[Saved entries]
»»
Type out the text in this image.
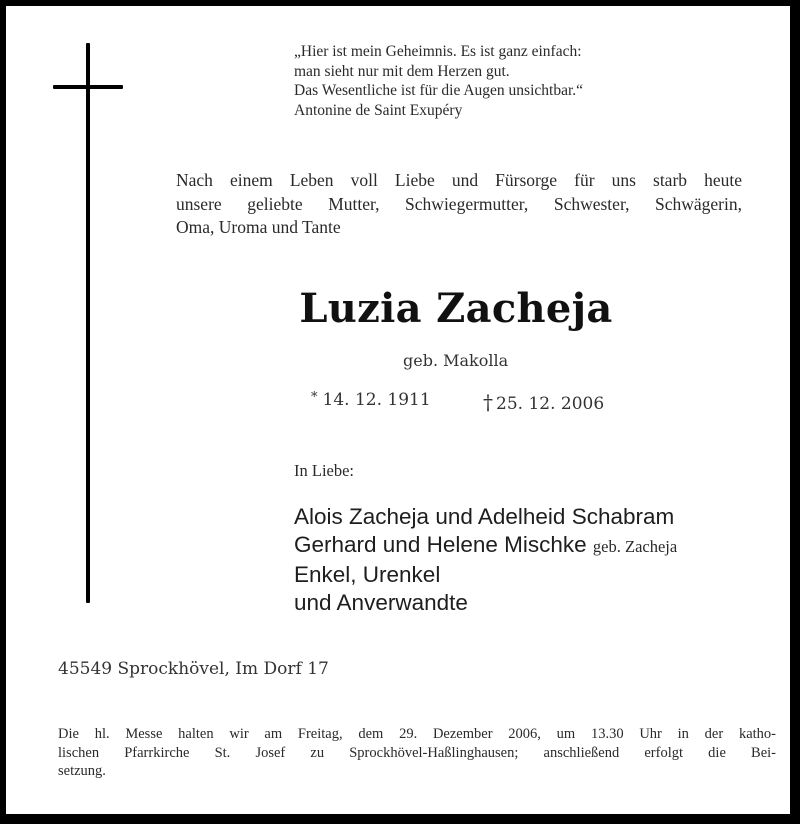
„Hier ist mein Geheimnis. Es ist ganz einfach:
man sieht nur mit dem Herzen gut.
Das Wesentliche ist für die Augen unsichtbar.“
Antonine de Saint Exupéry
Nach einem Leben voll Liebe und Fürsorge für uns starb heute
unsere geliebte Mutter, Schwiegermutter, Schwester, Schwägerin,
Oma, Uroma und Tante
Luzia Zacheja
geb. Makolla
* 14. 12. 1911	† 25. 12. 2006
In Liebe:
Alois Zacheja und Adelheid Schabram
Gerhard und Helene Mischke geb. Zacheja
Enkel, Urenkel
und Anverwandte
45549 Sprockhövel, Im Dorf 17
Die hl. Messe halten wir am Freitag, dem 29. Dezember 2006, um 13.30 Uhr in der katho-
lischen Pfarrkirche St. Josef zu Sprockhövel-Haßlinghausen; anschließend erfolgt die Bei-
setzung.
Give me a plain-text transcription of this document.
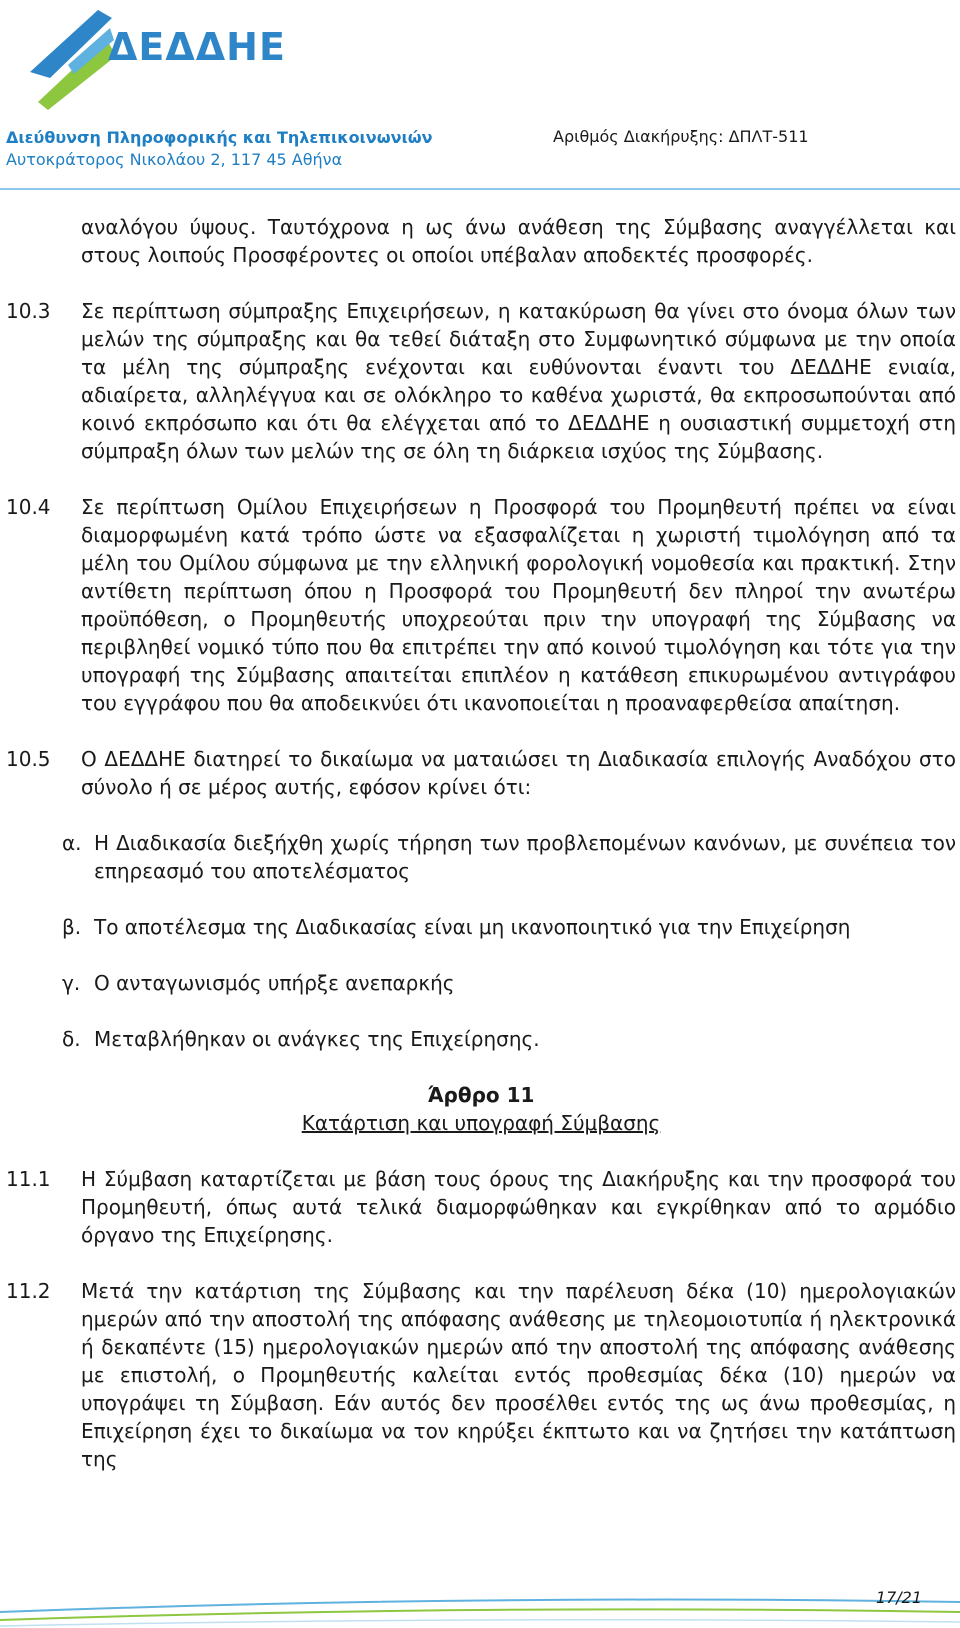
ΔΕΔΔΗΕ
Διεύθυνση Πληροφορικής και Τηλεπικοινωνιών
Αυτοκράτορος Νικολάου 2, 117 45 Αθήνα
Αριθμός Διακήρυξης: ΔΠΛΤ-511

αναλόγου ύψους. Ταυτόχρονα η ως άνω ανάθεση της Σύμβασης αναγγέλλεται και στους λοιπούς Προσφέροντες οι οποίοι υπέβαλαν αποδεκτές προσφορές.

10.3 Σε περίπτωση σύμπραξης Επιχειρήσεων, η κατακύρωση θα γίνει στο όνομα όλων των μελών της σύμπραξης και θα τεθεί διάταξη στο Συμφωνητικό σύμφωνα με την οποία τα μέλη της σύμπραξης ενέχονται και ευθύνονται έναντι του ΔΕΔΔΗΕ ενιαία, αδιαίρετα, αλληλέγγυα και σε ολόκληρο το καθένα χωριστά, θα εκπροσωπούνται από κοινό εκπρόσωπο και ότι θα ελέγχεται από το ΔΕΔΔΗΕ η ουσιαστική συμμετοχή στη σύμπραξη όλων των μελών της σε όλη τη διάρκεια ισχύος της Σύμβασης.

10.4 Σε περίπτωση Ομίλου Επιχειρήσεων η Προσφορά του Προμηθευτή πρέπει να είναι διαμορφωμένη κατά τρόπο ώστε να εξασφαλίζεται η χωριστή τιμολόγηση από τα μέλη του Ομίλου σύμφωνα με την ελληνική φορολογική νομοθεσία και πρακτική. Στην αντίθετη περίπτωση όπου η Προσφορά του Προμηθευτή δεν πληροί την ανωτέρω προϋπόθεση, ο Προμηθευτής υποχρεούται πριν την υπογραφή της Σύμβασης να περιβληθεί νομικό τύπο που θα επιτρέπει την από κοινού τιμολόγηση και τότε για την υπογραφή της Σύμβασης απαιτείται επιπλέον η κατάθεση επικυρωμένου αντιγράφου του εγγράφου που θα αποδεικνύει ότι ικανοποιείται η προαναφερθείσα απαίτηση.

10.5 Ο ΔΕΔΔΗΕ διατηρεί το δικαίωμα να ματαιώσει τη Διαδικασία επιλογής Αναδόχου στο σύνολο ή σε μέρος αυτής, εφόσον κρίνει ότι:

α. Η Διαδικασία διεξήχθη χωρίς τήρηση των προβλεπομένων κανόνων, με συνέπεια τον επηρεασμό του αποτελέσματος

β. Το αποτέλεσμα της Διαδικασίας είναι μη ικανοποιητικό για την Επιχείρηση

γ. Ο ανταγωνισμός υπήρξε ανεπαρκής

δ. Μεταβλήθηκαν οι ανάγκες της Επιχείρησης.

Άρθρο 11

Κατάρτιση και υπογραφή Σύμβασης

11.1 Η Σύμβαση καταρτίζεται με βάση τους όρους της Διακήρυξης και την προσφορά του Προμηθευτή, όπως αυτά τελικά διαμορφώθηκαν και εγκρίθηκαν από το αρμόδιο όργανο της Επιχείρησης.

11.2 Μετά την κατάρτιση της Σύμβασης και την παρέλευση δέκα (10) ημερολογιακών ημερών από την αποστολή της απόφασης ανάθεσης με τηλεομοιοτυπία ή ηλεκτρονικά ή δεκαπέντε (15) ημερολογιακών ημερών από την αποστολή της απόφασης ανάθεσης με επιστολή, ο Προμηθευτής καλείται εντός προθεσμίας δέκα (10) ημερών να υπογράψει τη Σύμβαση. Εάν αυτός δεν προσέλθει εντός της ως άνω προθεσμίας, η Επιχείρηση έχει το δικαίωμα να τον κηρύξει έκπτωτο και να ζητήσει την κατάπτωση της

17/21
««
> **Request**
Pictures are excluded; copy every other part of the records exactly.

> **Answer to the exercise**
Type out the text in this image.
„Hier ist mein Geheimnis. Es ist ganz einfach:
man sieht nur mit dem Herzen gut.
Das Wesentliche ist für die Augen unsichtbar.“
Antonine de Saint Exupéry
Nach einem Leben voll Liebe und Fürsorge für uns starb heute
unsere geliebte Mutter, Schwiegermutter, Schwester, Schwägerin,
Oma, Uroma und Tante
Luzia Zacheja
geb. Makolla
* 14. 12. 1911	† 25. 12. 2006
In Liebe:
Alois Zacheja und Adelheid Schabram
Gerhard und Helene Mischke geb. Zacheja
Enkel, Urenkel
und Anverwandte
45549 Sprockhövel, Im Dorf 17
Die hl. Messe halten wir am Freitag, dem 29. Dezember 2006, um 13.30 Uhr in der katho-
lischen Pfarrkirche St. Josef zu Sprockhövel-Haßlinghausen; anschließend erfolgt die Bei-
setzung.
Give me a plain-text transcription of this document.
ΔΕΔΔΗΕ
Διεύθυνση Πληροφορικής και Τηλεπικοινωνιών
Αυτοκράτορος Νικολάου 2, 117 45 Αθήνα
Αριθμός Διακήρυξης: ΔΠΛΤ-511

αναλόγου ύψους. Ταυτόχρονα η ως άνω ανάθεση της Σύμβασης αναγγέλλεται και στους λοιπούς Προσφέροντες οι οποίοι υπέβαλαν αποδεκτές προσφορές.

10.3 Σε περίπτωση σύμπραξης Επιχειρήσεων, η κατακύρωση θα γίνει στο όνομα όλων των μελών της σύμπραξης και θα τεθεί διάταξη στο Συμφωνητικό σύμφωνα με την οποία τα μέλη της σύμπραξης ενέχονται και ευθύνονται έναντι του ΔΕΔΔΗΕ ενιαία, αδιαίρετα, αλληλέγγυα και σε ολόκληρο το καθένα χωριστά, θα εκπροσωπούνται από κοινό εκπρόσωπο και ότι θα ελέγχεται από το ΔΕΔΔΗΕ η ουσιαστική συμμετοχή στη σύμπραξη όλων των μελών της σε όλη τη διάρκεια ισχύος της Σύμβασης.

10.4 Σε περίπτωση Ομίλου Επιχειρήσεων η Προσφορά του Προμηθευτή πρέπει να είναι διαμορφωμένη κατά τρόπο ώστε να εξασφαλίζεται η χωριστή τιμολόγηση από τα μέλη του Ομίλου σύμφωνα με την ελληνική φορολογική νομοθεσία και πρακτική. Στην αντίθετη περίπτωση όπου η Προσφορά του Προμηθευτή δεν πληροί την ανωτέρω προϋπόθεση, ο Προμηθευτής υποχρεούται πριν την υπογραφή της Σύμβασης να περιβληθεί νομικό τύπο που θα επιτρέπει την από κοινού τιμολόγηση και τότε για την υπογραφή της Σύμβασης απαιτείται επιπλέον η κατάθεση επικυρωμένου αντιγράφου του εγγράφου που θα αποδεικνύει ότι ικανοποιείται η προαναφερθείσα απαίτηση.

10.5 Ο ΔΕΔΔΗΕ διατηρεί το δικαίωμα να ματαιώσει τη Διαδικασία επιλογής Αναδόχου στο σύνολο ή σε μέρος αυτής, εφόσον κρίνει ότι:

α. Η Διαδικασία διεξήχθη χωρίς τήρηση των προβλεπομένων κανόνων, με συνέπεια τον επηρεασμό του αποτελέσματος

β. Το αποτέλεσμα της Διαδικασίας είναι μη ικανοποιητικό για την Επιχείρηση

γ. Ο ανταγωνισμός υπήρξε ανεπαρκής

δ. Μεταβλήθηκαν οι ανάγκες της Επιχείρησης.

Άρθρο 11

Κατάρτιση και υπογραφή Σύμβασης

11.1 Η Σύμβαση καταρτίζεται με βάση τους όρους της Διακήρυξης και την προσφορά του Προμηθευτή, όπως αυτά τελικά διαμορφώθηκαν και εγκρίθηκαν από το αρμόδιο όργανο της Επιχείρησης.

11.2 Μετά την κατάρτιση της Σύμβασης και την παρέλευση δέκα (10) ημερολογιακών ημερών από την αποστολή της απόφασης ανάθεσης με τηλεομοιοτυπία ή ηλεκτρονικά ή δεκαπέντε (15) ημερολογιακών ημερών από την αποστολή της απόφασης ανάθεσης με επιστολή, ο Προμηθευτής καλείται εντός προθεσμίας δέκα (10) ημερών να υπογράψει τη Σύμβαση. Εάν αυτός δεν προσέλθει εντός της ως άνω προθεσμίας, η Επιχείρηση έχει το δικαίωμα να τον κηρύξει έκπτωτο και να ζητήσει την κατάπτωση της

17/21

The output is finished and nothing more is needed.